- **Challenge**
Find every line below that contains the word "name" and copy it out.

- **Material shown**
——————————

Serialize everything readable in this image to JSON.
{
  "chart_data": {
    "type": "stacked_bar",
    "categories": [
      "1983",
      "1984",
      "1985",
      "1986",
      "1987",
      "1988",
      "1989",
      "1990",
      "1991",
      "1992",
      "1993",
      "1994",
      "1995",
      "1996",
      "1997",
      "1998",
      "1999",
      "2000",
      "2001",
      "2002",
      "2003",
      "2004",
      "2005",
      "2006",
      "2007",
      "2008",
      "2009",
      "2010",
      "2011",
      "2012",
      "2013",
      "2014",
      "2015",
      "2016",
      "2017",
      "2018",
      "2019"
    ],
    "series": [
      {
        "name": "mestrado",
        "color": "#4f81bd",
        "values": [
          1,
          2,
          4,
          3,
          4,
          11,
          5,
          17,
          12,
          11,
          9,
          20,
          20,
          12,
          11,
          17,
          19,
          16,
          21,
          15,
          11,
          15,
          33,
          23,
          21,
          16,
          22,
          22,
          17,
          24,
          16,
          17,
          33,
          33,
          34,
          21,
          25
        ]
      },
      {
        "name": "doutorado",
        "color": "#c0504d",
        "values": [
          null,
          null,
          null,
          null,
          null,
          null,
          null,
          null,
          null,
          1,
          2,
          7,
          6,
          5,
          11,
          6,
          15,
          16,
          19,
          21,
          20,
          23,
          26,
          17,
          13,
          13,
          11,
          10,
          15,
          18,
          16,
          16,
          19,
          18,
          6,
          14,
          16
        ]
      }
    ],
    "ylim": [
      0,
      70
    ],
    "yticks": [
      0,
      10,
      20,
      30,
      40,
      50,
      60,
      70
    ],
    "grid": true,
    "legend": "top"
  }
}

——————————

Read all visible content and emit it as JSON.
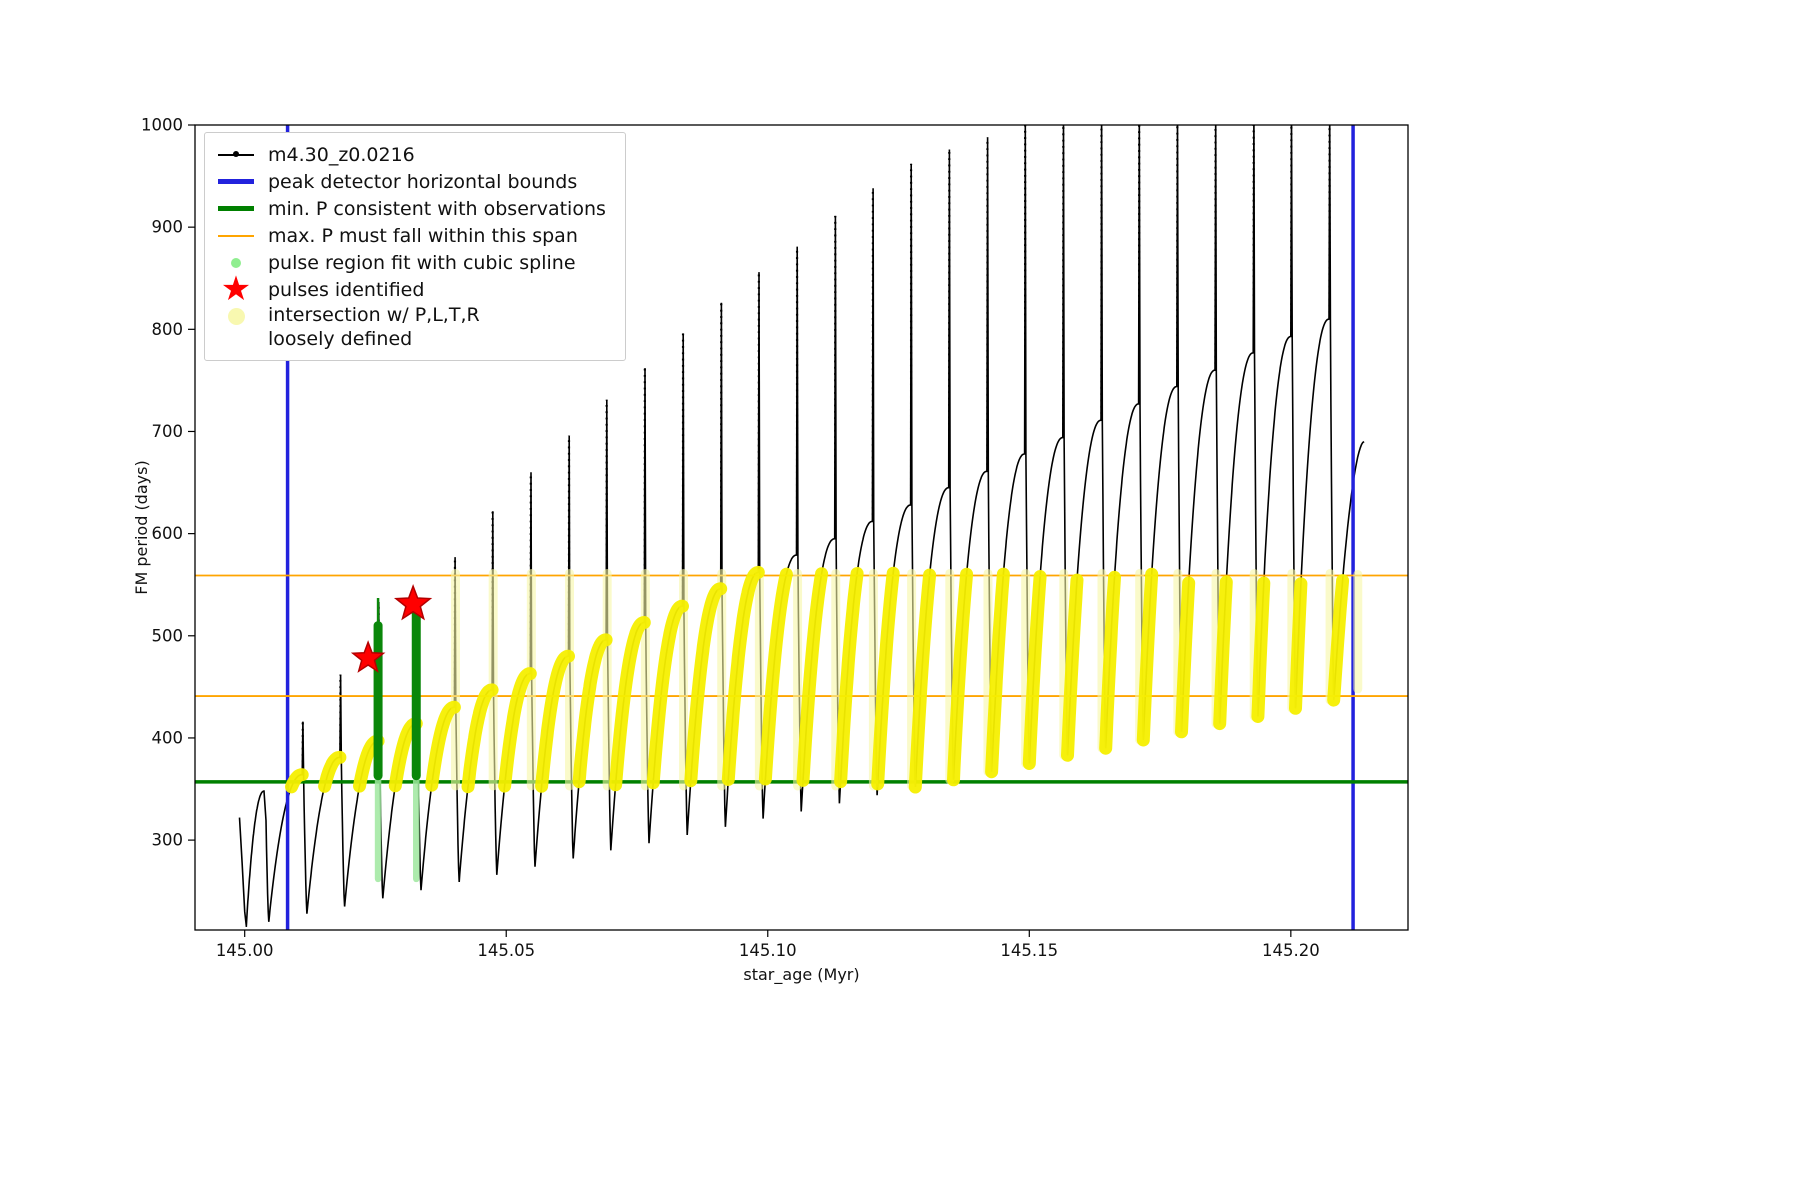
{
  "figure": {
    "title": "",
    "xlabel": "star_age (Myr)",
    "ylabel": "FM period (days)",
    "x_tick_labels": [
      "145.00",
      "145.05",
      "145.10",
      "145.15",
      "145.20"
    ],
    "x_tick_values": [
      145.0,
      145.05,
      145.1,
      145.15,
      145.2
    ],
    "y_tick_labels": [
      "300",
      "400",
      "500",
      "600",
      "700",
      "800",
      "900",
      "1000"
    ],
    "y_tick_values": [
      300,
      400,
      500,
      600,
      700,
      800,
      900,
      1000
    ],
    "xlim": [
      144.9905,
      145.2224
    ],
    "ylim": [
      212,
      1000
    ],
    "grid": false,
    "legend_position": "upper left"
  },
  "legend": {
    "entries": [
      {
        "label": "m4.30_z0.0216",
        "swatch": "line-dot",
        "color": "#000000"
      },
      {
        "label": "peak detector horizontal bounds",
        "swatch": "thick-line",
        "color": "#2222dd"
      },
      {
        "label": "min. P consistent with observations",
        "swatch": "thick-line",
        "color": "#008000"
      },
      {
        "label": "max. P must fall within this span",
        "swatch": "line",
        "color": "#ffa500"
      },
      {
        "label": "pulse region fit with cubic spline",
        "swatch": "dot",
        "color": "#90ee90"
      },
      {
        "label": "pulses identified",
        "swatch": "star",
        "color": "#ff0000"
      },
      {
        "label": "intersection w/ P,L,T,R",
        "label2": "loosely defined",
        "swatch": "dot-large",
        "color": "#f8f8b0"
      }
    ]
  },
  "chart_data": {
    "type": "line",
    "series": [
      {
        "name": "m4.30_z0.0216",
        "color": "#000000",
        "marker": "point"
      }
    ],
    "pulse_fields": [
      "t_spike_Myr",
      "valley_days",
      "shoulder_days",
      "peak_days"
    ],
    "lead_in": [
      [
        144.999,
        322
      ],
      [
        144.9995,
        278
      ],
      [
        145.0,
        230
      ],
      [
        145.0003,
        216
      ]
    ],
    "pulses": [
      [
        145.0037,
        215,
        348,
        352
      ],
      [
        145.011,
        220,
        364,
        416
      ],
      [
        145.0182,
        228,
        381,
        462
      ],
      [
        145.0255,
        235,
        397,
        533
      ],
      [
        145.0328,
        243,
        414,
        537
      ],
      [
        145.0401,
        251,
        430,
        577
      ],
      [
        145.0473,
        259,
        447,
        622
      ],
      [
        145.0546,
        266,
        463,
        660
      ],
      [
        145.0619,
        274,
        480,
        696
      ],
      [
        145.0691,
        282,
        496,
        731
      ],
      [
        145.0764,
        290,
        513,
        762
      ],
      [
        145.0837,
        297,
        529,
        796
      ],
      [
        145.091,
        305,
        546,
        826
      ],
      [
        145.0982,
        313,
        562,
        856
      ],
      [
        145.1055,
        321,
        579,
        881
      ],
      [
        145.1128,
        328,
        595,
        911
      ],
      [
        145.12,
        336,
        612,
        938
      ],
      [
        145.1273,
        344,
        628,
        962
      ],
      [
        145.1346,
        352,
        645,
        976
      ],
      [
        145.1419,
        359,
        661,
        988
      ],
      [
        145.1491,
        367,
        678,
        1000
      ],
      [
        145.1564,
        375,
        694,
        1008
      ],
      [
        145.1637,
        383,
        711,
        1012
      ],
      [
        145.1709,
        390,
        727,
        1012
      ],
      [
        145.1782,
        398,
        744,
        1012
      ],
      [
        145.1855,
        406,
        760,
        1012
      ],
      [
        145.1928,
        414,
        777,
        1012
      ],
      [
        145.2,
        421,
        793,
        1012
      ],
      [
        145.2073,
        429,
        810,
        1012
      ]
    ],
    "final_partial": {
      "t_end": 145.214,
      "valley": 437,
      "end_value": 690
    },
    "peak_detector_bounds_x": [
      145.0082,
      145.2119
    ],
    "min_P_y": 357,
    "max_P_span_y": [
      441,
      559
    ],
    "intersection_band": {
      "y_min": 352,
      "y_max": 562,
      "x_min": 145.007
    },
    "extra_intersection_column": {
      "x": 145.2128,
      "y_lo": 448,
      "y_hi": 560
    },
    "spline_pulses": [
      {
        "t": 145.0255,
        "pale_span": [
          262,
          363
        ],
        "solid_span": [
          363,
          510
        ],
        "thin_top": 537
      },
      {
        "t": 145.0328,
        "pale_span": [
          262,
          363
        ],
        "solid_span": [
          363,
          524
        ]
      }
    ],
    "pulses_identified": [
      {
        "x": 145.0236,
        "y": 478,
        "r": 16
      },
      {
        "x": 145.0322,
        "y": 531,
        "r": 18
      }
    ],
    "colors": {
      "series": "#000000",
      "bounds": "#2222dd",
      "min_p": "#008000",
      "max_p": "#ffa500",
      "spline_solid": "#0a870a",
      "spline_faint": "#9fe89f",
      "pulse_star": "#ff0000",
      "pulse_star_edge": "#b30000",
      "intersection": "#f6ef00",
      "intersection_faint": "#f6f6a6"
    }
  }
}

——————————

- **Result of the exercise**
        "name": "mestrado",
        "name": "doutorado",
        "name": "m4.30_z0.0216",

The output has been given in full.